══ SUPPLIED INFORMATION ══

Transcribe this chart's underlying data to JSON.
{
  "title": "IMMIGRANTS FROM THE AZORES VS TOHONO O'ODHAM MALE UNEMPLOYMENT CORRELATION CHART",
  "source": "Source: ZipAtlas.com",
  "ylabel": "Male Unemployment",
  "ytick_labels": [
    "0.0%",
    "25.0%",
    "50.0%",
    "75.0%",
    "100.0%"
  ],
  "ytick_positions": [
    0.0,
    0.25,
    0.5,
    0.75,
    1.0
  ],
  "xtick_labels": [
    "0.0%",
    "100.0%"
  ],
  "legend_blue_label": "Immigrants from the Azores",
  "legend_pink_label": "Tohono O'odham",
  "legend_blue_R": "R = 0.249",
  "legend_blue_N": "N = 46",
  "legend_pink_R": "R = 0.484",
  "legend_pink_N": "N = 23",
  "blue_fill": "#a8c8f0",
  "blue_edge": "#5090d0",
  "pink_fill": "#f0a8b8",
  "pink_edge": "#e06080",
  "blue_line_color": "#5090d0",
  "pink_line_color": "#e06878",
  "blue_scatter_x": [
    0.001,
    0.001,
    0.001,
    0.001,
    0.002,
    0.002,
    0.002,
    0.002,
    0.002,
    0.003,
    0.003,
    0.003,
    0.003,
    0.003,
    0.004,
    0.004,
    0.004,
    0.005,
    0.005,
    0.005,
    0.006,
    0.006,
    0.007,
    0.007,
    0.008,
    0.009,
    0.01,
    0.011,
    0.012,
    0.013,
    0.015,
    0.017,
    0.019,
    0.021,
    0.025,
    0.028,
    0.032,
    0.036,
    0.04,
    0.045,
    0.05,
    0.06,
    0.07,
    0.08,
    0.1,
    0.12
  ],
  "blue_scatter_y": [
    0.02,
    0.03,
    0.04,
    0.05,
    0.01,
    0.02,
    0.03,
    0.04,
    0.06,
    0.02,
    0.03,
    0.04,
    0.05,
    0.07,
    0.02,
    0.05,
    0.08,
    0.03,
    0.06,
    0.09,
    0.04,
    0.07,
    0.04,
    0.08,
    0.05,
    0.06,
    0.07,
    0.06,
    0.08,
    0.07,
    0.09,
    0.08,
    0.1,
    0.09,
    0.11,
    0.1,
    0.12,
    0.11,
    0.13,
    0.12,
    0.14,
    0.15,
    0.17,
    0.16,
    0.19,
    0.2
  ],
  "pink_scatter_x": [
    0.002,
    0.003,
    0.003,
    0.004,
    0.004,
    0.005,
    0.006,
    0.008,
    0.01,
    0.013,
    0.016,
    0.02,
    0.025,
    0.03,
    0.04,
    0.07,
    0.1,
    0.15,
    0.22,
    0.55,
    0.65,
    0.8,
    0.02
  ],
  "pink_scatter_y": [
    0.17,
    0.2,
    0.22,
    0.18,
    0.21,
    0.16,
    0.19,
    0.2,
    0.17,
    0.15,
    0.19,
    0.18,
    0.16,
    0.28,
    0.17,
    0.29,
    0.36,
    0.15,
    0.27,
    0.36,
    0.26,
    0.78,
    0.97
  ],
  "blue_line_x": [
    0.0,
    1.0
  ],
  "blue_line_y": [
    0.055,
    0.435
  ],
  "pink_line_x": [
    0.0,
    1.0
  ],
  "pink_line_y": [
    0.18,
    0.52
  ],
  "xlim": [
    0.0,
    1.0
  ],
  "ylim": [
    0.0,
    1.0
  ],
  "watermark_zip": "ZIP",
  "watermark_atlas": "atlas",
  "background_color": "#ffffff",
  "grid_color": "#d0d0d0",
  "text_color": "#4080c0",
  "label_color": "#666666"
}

═══

* EXERCISE DESCRIPTION
Please set down all the data word for word.

* RESULT
Transcribe this chart's underlying data to JSON.
{
  "title": "IMMIGRANTS FROM THE AZORES VS TOHONO O'ODHAM MALE UNEMPLOYMENT CORRELATION CHART",
  "source": "Source: ZipAtlas.com",
  "ylabel": "Male Unemployment",
  "ytick_labels": [
    "0.0%",
    "25.0%",
    "50.0%",
    "75.0%",
    "100.0%"
  ],
  "ytick_positions": [
    0.0,
    0.25,
    0.5,
    0.75,
    1.0
  ],
  "xtick_labels": [
    "0.0%",
    "100.0%"
  ],
  "legend_blue_label": "Immigrants from the Azores",
  "legend_pink_label": "Tohono O'odham",
  "legend_blue_R": "R = 0.249",
  "legend_blue_N": "N = 46",
  "legend_pink_R": "R = 0.484",
  "legend_pink_N": "N = 23",
  "blue_fill": "#a8c8f0",
  "blue_edge": "#5090d0",
  "pink_fill": "#f0a8b8",
  "pink_edge": "#e06080",
  "blue_line_color": "#5090d0",
  "pink_line_color": "#e06878",
  "blue_scatter_x": [
    0.001,
    0.001,
    0.001,
    0.001,
    0.002,
    0.002,
    0.002,
    0.002,
    0.002,
    0.003,
    0.003,
    0.003,
    0.003,
    0.003,
    0.004,
    0.004,
    0.004,
    0.005,
    0.005,
    0.005,
    0.006,
    0.006,
    0.007,
    0.007,
    0.008,
    0.009,
    0.01,
    0.011,
    0.012,
    0.013,
    0.015,
    0.017,
    0.019,
    0.021,
    0.025,
    0.028,
    0.032,
    0.036,
    0.04,
    0.045,
    0.05,
    0.06,
    0.07,
    0.08,
    0.1,
    0.12
  ],
  "blue_scatter_y": [
    0.02,
    0.03,
    0.04,
    0.05,
    0.01,
    0.02,
    0.03,
    0.04,
    0.06,
    0.02,
    0.03,
    0.04,
    0.05,
    0.07,
    0.02,
    0.05,
    0.08,
    0.03,
    0.06,
    0.09,
    0.04,
    0.07,
    0.04,
    0.08,
    0.05,
    0.06,
    0.07,
    0.06,
    0.08,
    0.07,
    0.09,
    0.08,
    0.1,
    0.09,
    0.11,
    0.1,
    0.12,
    0.11,
    0.13,
    0.12,
    0.14,
    0.15,
    0.17,
    0.16,
    0.19,
    0.2
  ],
  "pink_scatter_x": [
    0.002,
    0.003,
    0.003,
    0.004,
    0.004,
    0.005,
    0.006,
    0.008,
    0.01,
    0.013,
    0.016,
    0.02,
    0.025,
    0.03,
    0.04,
    0.07,
    0.1,
    0.15,
    0.22,
    0.55,
    0.65,
    0.8,
    0.02
  ],
  "pink_scatter_y": [
    0.17,
    0.2,
    0.22,
    0.18,
    0.21,
    0.16,
    0.19,
    0.2,
    0.17,
    0.15,
    0.19,
    0.18,
    0.16,
    0.28,
    0.17,
    0.29,
    0.36,
    0.15,
    0.27,
    0.36,
    0.26,
    0.78,
    0.97
  ],
  "blue_line_x": [
    0.0,
    1.0
  ],
  "blue_line_y": [
    0.055,
    0.435
  ],
  "pink_line_x": [
    0.0,
    1.0
  ],
  "pink_line_y": [
    0.18,
    0.52
  ],
  "xlim": [
    0.0,
    1.0
  ],
  "ylim": [
    0.0,
    1.0
  ],
  "watermark_zip": "ZIP",
  "watermark_atlas": "atlas",
  "background_color": "#ffffff",
  "grid_color": "#d0d0d0",
  "text_color": "#4080c0",
  "label_color": "#666666"
}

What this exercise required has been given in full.